### Objective
Give back the records below exactly, every one, with no pictures.

### Stored data
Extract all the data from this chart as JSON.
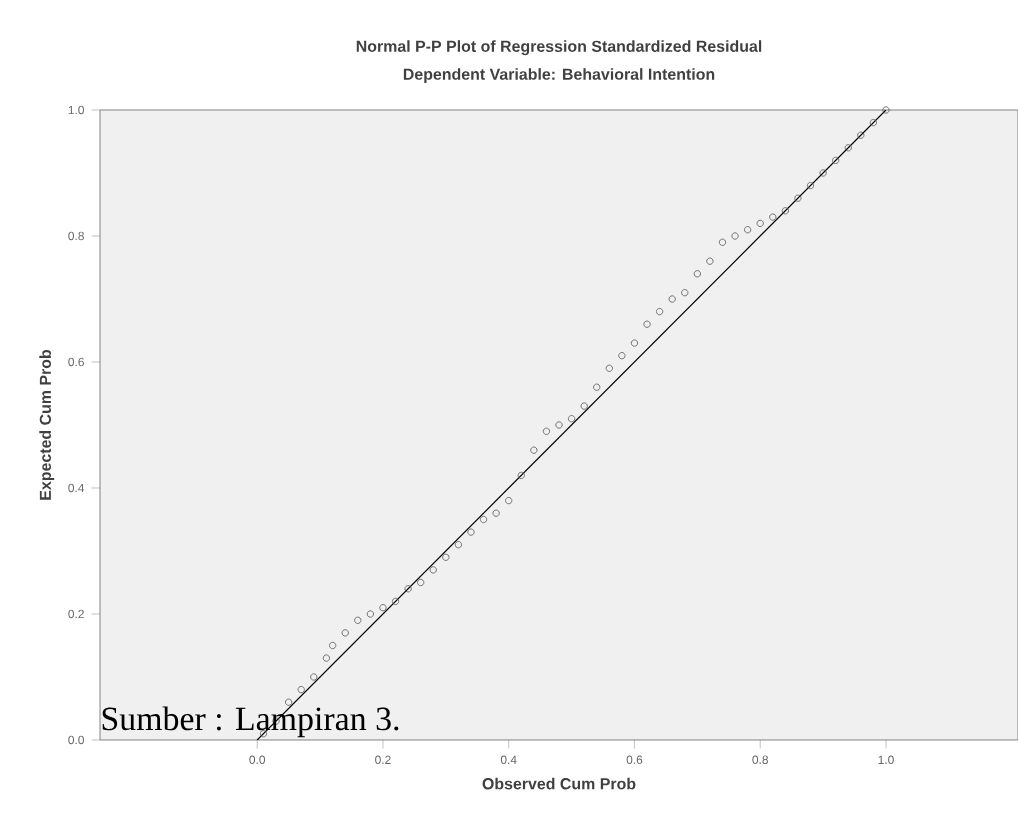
{
  "chart_data": {
    "type": "scatter",
    "title": "Normal P-P Plot of Regression Standardized Residual",
    "subtitle": "Dependent Variable: Behavioral Intention",
    "xlabel": "Observed Cum Prob",
    "ylabel": "Expected Cum Prob",
    "xlim": [
      -0.25,
      1.21
    ],
    "ylim": [
      0,
      1.0
    ],
    "xticks": [
      {
        "value": 0,
        "label": "0.0"
      },
      {
        "value": 0.2,
        "label": "0.2"
      },
      {
        "value": 0.4,
        "label": "0.4"
      },
      {
        "value": 0.6,
        "label": "0.6"
      },
      {
        "value": 0.8,
        "label": "0.8"
      },
      {
        "value": 1.0,
        "label": "1.0"
      }
    ],
    "yticks": [
      {
        "value": 0,
        "label": "0.0"
      },
      {
        "value": 0.2,
        "label": "0.2"
      },
      {
        "value": 0.4,
        "label": "0.4"
      },
      {
        "value": 0.6,
        "label": "0.6"
      },
      {
        "value": 0.8,
        "label": "0.8"
      },
      {
        "value": 1.0,
        "label": "1.0"
      }
    ],
    "series": [
      {
        "marker": "circle",
        "color": "#555555",
        "x": [
          0.01,
          0.03,
          0.05,
          0.07,
          0.09,
          0.11,
          0.12,
          0.14,
          0.16,
          0.18,
          0.2,
          0.22,
          0.24,
          0.26,
          0.28,
          0.3,
          0.32,
          0.34,
          0.36,
          0.38,
          0.4,
          0.42,
          0.44,
          0.46,
          0.48,
          0.5,
          0.52,
          0.54,
          0.56,
          0.58,
          0.6,
          0.62,
          0.64,
          0.66,
          0.68,
          0.7,
          0.72,
          0.74,
          0.76,
          0.78,
          0.8,
          0.82,
          0.84,
          0.86,
          0.88,
          0.9,
          0.92,
          0.94,
          0.96,
          0.98,
          1.0
        ],
        "values": [
          0.01,
          0.03,
          0.06,
          0.08,
          0.1,
          0.13,
          0.15,
          0.17,
          0.19,
          0.2,
          0.21,
          0.22,
          0.24,
          0.25,
          0.27,
          0.29,
          0.31,
          0.33,
          0.35,
          0.36,
          0.38,
          0.42,
          0.46,
          0.49,
          0.5,
          0.51,
          0.53,
          0.56,
          0.59,
          0.61,
          0.63,
          0.66,
          0.68,
          0.7,
          0.71,
          0.74,
          0.76,
          0.79,
          0.8,
          0.81,
          0.82,
          0.83,
          0.84,
          0.86,
          0.88,
          0.9,
          0.92,
          0.94,
          0.96,
          0.98,
          1.0
        ]
      },
      {
        "type": "line",
        "line_style": "solid",
        "color": "#000000",
        "x": [
          0,
          1
        ],
        "values": [
          0,
          1
        ]
      }
    ],
    "annotations": [
      "Sumber : Lampiran 3."
    ]
  }
}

### Full answer
Extract all the data from this chart as JSON.
{
  "chart_data": {
    "type": "scatter",
    "title": "Normal P-P Plot of Regression Standardized Residual",
    "subtitle": "Dependent Variable: Behavioral Intention",
    "xlabel": "Observed Cum Prob",
    "ylabel": "Expected Cum Prob",
    "xlim": [
      -0.25,
      1.21
    ],
    "ylim": [
      0,
      1.0
    ],
    "xticks": [
      {
        "value": 0,
        "label": "0.0"
      },
      {
        "value": 0.2,
        "label": "0.2"
      },
      {
        "value": 0.4,
        "label": "0.4"
      },
      {
        "value": 0.6,
        "label": "0.6"
      },
      {
        "value": 0.8,
        "label": "0.8"
      },
      {
        "value": 1.0,
        "label": "1.0"
      }
    ],
    "yticks": [
      {
        "value": 0,
        "label": "0.0"
      },
      {
        "value": 0.2,
        "label": "0.2"
      },
      {
        "value": 0.4,
        "label": "0.4"
      },
      {
        "value": 0.6,
        "label": "0.6"
      },
      {
        "value": 0.8,
        "label": "0.8"
      },
      {
        "value": 1.0,
        "label": "1.0"
      }
    ],
    "series": [
      {
        "marker": "circle",
        "color": "#555555",
        "x": [
          0.01,
          0.03,
          0.05,
          0.07,
          0.09,
          0.11,
          0.12,
          0.14,
          0.16,
          0.18,
          0.2,
          0.22,
          0.24,
          0.26,
          0.28,
          0.3,
          0.32,
          0.34,
          0.36,
          0.38,
          0.4,
          0.42,
          0.44,
          0.46,
          0.48,
          0.5,
          0.52,
          0.54,
          0.56,
          0.58,
          0.6,
          0.62,
          0.64,
          0.66,
          0.68,
          0.7,
          0.72,
          0.74,
          0.76,
          0.78,
          0.8,
          0.82,
          0.84,
          0.86,
          0.88,
          0.9,
          0.92,
          0.94,
          0.96,
          0.98,
          1.0
        ],
        "values": [
          0.01,
          0.03,
          0.06,
          0.08,
          0.1,
          0.13,
          0.15,
          0.17,
          0.19,
          0.2,
          0.21,
          0.22,
          0.24,
          0.25,
          0.27,
          0.29,
          0.31,
          0.33,
          0.35,
          0.36,
          0.38,
          0.42,
          0.46,
          0.49,
          0.5,
          0.51,
          0.53,
          0.56,
          0.59,
          0.61,
          0.63,
          0.66,
          0.68,
          0.7,
          0.71,
          0.74,
          0.76,
          0.79,
          0.8,
          0.81,
          0.82,
          0.83,
          0.84,
          0.86,
          0.88,
          0.9,
          0.92,
          0.94,
          0.96,
          0.98,
          1.0
        ]
      },
      {
        "type": "line",
        "line_style": "solid",
        "color": "#000000",
        "x": [
          0,
          1
        ],
        "values": [
          0,
          1
        ]
      }
    ],
    "annotations": [
      "Sumber : Lampiran 3."
    ]
  }
}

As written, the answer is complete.